* _Task instructions_
(a) In the forum thread on Sprint billing, what information about each text message appears on the bill?
(b) Please set down the portion of the forum thread on Sprint billing starting with "There are always" and going on through "listed in detail.".

* _Page excerpt_
<<<<

# Sprint Now Shows incoming/outgoing texts on the bill



## Gabriel (May 10, 2011)

I sure wish they had this 4-5 years ago...

And yes, once I noticed, I looked. Nothing.

Note, the content is not shown. Just the phone number, time, and if it was incoming or outgoing.

Public Service Announcement.


----------



## 225985 (Dec 29, 2015)

Uh-Oh, I better switch carriers.



You can always switch to paperless billing so the evidence is not mailed to your house.


----------



## Gabriel (May 10, 2011)

blueinbr said:


> Uh-Oh, I better switch carriers.
> 
> You can always switch to paperless billing so the evident is not mailed to your house.


Dude, really??


----------



## pidge70 (Jan 17, 2011)

blueinbr said:


> Uh-Oh, I better switch carriers.
> 
> You can always switch to paperless billing so the evident is not mailed to your house.


The online bill can easily be accessed.
_Posted via Mobile Device_


----------



## TaDor (Dec 20, 2015)

And also EASIER to search and other things.

The number of text messages your SO is sending can also be a sign of cheating.
ie: hundreds, if not thousands of texts a month... and they are much more than what you two are transmitting. 

Catching lies:
I was asleep all night.

But the logs show constant texting at that time.... and you can see who they are texting to.


----------



## 225985 (Dec 29, 2015)

TaDor said:


> And also EASIER to search and other things.
> 
> 
> 
> ...




That's why the invented Kik.


----------



## Gabriel (May 10, 2011)

blueinbr said:


> That's why the invented Kik.


There are always ways...

There are a lot of non-tech savvy cheaters out there that won't be aware of Sprint's new display. It doesn't show up on the paper bill, only online. I was looking at charges for a totally different reason and was like, WHOA! LOOK AT THAT!


----------



## 225985 (Dec 29, 2015)

I kept seeing posts here telling the potential BS to check their phone bill. I never understood what they meant. I have att and they list neither numbers nor texts in any detail other than total count. So one day i went online to my account and after drilling through the user unfriendly options did see that yes, the IMs are listed in detail.


----------



## 225985 (Dec 29, 2015)

pidge70 said:


> The online bill can easily be accessed.
> _Posted via Mobile Device_




True but only one spouse probably knows the password. I guess the key take away here is to make sure you are that one.


----------

>>>>

Coordinate annotation records
<<<<

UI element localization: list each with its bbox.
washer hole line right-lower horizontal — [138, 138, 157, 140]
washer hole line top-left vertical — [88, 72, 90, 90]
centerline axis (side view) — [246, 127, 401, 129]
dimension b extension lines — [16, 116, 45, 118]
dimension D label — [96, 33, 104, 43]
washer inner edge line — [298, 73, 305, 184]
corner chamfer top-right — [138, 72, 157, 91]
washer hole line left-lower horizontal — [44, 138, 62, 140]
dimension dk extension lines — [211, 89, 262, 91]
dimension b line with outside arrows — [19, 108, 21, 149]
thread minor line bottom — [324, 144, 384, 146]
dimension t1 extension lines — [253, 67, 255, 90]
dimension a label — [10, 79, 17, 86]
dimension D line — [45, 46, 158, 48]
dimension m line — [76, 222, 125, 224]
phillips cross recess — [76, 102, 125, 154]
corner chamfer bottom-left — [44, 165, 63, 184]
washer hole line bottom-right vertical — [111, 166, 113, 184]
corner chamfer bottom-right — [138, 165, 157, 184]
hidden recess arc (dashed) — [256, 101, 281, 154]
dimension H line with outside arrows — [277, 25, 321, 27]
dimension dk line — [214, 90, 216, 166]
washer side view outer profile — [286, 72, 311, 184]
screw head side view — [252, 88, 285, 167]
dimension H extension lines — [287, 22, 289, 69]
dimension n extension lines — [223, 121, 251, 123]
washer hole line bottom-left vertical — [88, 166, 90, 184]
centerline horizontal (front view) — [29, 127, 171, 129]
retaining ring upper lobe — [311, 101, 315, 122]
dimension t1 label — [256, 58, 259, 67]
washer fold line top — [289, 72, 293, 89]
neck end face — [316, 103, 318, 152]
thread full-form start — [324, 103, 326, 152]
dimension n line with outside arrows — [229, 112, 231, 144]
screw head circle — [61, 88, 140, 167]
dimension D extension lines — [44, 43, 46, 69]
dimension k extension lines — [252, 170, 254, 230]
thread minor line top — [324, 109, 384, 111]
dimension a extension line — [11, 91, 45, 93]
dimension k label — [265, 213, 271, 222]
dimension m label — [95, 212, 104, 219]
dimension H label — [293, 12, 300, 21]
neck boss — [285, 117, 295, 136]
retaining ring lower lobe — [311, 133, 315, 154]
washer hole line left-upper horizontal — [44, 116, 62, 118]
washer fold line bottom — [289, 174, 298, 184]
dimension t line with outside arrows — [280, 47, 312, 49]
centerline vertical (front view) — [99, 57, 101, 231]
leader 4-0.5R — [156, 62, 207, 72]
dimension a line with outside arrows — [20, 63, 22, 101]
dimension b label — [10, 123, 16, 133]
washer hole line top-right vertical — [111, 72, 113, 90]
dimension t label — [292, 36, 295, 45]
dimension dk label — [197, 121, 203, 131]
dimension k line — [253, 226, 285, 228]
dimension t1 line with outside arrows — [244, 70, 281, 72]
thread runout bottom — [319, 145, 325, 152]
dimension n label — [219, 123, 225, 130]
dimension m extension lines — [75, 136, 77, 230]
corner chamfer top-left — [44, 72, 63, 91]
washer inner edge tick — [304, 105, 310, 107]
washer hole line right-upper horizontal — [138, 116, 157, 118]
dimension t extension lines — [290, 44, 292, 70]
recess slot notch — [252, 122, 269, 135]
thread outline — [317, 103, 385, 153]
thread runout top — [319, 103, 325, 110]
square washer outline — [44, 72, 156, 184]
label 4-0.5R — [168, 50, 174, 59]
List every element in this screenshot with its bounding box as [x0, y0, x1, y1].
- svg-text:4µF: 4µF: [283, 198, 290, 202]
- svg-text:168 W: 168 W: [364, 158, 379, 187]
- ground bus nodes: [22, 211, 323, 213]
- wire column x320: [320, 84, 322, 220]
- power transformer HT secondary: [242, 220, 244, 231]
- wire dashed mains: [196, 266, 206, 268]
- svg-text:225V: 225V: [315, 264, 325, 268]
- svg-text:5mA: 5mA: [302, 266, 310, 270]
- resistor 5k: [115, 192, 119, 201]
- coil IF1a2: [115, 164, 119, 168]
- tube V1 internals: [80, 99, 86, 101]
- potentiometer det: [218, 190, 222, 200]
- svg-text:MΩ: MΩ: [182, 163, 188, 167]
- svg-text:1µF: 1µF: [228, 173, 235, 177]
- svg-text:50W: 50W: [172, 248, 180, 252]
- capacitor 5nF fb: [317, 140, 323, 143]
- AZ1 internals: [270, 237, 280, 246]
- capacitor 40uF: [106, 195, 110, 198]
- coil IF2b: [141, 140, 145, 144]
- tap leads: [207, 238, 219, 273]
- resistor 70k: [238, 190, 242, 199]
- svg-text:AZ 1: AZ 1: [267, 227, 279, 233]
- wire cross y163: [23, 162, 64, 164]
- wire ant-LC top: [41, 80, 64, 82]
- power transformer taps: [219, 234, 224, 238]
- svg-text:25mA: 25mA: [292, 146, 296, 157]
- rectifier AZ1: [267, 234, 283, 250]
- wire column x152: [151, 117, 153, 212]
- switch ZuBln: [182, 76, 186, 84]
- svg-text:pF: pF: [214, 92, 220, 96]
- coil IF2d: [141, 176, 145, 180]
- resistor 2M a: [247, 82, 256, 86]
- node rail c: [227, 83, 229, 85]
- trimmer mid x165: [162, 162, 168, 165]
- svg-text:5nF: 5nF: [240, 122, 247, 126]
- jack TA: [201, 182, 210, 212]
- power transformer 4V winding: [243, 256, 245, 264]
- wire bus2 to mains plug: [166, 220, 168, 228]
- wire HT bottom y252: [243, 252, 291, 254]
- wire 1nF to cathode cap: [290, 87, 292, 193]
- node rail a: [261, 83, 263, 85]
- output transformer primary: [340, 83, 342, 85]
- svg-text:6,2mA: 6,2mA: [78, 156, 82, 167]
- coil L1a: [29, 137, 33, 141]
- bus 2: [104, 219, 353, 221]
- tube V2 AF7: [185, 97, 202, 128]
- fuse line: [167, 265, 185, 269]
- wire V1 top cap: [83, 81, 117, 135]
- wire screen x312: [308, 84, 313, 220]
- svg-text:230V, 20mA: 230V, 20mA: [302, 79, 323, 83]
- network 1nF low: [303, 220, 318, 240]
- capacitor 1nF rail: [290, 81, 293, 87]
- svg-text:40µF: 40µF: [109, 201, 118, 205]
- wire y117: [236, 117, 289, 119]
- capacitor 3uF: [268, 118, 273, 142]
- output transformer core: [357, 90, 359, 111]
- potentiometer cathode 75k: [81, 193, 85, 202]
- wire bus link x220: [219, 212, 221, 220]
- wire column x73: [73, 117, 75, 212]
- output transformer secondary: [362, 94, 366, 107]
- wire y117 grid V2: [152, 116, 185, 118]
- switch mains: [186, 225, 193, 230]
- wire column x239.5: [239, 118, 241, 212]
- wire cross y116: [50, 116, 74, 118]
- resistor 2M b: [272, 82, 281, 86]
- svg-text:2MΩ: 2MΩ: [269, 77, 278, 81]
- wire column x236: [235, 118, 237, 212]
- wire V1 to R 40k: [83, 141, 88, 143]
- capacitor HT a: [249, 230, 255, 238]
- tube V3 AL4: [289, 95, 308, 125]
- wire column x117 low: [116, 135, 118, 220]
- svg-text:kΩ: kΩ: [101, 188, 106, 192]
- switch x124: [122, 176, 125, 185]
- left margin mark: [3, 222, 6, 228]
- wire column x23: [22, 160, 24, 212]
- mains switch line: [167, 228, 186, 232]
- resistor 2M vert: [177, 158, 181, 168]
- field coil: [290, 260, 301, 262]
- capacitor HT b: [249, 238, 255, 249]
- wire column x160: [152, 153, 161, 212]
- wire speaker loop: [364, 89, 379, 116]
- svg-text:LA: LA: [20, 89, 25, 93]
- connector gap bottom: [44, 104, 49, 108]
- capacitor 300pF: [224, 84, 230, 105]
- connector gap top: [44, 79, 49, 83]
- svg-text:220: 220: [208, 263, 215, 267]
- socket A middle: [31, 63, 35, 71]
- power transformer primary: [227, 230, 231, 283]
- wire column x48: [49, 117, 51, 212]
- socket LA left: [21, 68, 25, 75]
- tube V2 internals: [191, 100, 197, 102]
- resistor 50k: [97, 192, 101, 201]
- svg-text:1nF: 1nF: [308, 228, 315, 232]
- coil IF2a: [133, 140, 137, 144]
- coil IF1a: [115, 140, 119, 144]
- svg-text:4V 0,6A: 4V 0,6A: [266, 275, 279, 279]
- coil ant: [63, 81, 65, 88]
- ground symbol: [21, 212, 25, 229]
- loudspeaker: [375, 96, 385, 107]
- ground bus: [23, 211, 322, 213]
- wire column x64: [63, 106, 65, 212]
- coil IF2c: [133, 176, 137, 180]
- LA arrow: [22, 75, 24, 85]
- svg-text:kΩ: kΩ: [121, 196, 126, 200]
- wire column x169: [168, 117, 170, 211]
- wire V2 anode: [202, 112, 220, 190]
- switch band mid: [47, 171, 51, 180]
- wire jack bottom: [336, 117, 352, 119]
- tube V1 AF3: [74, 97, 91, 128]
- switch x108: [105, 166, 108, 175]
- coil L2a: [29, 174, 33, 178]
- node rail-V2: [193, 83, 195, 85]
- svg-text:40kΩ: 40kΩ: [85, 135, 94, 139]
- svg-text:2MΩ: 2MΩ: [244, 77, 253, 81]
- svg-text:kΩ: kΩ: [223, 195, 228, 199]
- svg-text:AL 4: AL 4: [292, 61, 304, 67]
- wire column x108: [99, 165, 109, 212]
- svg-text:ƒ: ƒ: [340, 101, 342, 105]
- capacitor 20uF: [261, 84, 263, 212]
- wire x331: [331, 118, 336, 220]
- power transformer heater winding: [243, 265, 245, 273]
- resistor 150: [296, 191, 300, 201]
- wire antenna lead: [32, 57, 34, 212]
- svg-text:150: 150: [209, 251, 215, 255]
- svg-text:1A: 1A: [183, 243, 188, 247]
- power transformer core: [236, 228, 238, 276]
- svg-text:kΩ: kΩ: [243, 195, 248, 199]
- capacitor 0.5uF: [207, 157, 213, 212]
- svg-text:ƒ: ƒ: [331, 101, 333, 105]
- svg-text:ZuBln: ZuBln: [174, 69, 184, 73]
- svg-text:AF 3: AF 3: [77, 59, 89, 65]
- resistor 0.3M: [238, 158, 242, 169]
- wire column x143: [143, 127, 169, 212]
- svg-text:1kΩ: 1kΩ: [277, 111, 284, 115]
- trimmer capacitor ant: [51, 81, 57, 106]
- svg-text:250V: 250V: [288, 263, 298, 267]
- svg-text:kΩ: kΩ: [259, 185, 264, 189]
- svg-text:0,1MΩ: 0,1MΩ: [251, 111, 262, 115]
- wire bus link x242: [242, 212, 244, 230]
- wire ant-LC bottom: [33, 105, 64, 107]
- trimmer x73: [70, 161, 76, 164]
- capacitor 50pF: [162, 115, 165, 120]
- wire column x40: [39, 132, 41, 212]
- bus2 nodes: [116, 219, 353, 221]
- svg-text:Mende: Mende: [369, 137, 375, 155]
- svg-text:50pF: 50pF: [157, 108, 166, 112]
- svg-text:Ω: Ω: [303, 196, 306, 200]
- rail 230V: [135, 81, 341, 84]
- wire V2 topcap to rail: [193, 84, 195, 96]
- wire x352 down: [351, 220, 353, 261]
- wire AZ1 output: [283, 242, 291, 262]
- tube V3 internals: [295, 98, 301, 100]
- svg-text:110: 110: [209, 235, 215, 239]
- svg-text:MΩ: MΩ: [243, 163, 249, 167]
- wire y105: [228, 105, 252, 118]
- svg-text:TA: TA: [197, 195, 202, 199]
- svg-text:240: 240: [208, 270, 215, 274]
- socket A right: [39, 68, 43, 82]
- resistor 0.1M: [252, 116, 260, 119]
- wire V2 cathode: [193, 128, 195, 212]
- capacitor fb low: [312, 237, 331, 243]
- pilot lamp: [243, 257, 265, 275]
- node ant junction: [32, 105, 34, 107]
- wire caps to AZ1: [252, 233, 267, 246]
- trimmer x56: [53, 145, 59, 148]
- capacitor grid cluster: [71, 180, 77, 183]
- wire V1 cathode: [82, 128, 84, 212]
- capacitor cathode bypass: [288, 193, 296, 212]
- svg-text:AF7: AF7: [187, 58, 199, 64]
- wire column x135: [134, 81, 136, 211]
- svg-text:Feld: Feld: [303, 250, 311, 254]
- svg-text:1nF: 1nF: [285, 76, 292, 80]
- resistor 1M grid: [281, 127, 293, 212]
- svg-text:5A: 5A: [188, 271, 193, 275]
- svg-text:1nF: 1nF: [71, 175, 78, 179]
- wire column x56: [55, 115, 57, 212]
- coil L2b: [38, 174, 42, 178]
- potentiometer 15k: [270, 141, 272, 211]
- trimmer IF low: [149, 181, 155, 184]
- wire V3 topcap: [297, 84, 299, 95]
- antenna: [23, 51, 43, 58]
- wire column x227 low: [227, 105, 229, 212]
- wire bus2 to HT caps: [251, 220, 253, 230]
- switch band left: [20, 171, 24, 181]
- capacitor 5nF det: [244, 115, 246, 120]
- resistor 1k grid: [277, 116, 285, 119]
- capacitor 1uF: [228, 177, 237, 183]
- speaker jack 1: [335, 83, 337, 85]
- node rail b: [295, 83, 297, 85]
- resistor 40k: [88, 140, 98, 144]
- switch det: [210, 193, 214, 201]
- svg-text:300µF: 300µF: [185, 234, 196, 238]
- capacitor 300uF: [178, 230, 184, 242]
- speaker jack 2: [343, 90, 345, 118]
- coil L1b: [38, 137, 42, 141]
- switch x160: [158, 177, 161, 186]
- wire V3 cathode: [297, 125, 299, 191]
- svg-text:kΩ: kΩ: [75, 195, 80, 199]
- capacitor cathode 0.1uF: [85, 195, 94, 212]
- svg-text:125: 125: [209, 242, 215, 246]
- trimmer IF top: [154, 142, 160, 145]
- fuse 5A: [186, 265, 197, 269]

>>>>

* _Completed exercise_
(a) The phone number, the time, and whether the text was incoming or outgoing.

(b)
There are always ways...

There are a lot of non-tech savvy cheaters out there that won't be aware of Sprint's new display. It doesn't show up on the paper bill, only online. I was looking at charges for a totally different reason and was like, WHOA! LOOK AT THAT!


----------



## 225985 (Dec 29, 2015)

I kept seeing posts here telling the potential BS to check their phone bill. I never understood what they meant. I have att and they list neither numbers nor texts in any detail other than total count. So one day i went online to my account and after drilling through the user unfriendly options did see that yes, the IMs are listed in detail.